— Begin —

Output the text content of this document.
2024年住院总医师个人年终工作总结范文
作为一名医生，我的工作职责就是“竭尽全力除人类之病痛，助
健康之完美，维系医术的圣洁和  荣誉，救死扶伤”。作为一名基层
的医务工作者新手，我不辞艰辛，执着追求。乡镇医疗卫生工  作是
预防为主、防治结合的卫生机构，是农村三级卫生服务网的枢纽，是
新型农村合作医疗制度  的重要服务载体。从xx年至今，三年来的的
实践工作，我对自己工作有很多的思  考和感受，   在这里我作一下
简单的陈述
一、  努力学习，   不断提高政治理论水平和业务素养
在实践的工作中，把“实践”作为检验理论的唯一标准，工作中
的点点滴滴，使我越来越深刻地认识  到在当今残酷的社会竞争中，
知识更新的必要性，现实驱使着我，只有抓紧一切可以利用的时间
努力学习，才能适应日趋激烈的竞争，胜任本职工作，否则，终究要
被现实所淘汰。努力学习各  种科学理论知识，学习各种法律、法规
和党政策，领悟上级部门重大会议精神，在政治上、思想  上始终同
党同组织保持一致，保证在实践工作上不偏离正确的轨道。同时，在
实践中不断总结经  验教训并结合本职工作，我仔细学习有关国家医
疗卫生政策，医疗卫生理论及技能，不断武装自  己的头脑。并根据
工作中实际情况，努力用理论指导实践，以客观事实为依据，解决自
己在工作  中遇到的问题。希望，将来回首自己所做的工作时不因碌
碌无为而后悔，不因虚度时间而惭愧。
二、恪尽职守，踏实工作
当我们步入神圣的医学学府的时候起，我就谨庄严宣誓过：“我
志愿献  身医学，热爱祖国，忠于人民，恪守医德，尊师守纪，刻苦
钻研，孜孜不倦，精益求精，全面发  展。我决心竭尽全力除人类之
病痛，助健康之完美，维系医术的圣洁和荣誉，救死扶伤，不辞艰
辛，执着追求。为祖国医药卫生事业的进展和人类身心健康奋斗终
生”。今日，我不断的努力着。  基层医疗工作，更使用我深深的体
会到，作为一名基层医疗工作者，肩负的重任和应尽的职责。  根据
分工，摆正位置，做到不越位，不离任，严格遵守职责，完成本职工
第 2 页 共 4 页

— End —

Going through the data above, count the lines where the string "执着追求" appears, and answer with only that number.

2